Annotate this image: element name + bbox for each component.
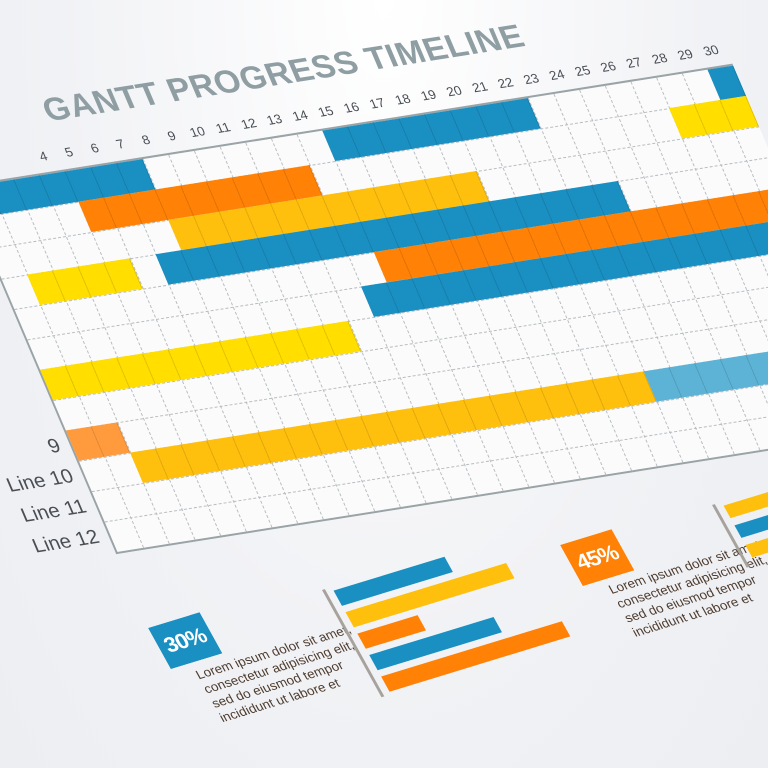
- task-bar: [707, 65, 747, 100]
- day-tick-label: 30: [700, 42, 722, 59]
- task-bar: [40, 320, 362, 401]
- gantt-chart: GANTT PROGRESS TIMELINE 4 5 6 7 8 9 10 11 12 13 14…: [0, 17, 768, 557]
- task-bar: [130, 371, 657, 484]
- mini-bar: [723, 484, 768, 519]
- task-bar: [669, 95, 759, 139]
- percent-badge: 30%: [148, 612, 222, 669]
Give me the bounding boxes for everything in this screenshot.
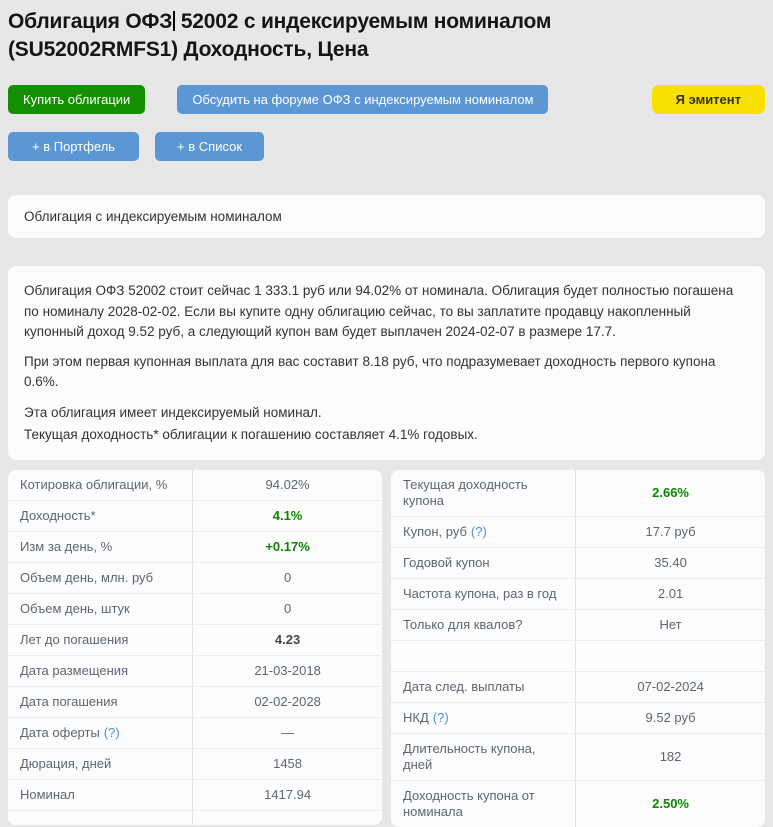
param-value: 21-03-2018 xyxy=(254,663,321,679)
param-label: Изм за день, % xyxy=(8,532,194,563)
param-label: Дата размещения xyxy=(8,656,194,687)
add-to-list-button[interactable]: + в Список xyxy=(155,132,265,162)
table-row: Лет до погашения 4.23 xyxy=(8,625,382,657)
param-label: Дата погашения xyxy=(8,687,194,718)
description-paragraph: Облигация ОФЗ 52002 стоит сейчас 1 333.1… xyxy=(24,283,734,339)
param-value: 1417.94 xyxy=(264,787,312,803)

· · · · ·

Can you copy every line of the items above word for word, omitting the picture placeholders?

TASK ANSWER:
Annotate this image: element name + bbox for each component.
- task-bar: [707, 65, 747, 100]
- day-tick-label: 30: [700, 42, 722, 59]
- task-bar: [40, 320, 362, 401]
- gantt-chart: GANTT PROGRESS TIMELINE 4 5 6 7 8 9 10 11 12 13 14…: [0, 17, 768, 557]
- task-bar: [130, 371, 657, 484]
- mini-bar: [723, 484, 768, 519]
- task-bar: [669, 95, 759, 139]
- percent-badge: 30%: [148, 612, 222, 669]
Give me the bounding boxes for everything in this screenshot.
param-value: 21-03-2018 xyxy=(254,663,321,679)
param-label: Изм за день, % xyxy=(8,532,194,563)
param-label: Дата размещения xyxy=(8,656,194,687)
add-to-list-button[interactable]: + в Список xyxy=(155,132,265,162)
table-row: Лет до погашения 4.23 xyxy=(8,625,382,657)
param-label: Дата погашения xyxy=(8,687,194,718)
description-paragraph: Облигация ОФЗ 52002 стоит сейчас 1 333.1… xyxy=(24,283,734,339)
param-value: 1417.94 xyxy=(264,787,312,803)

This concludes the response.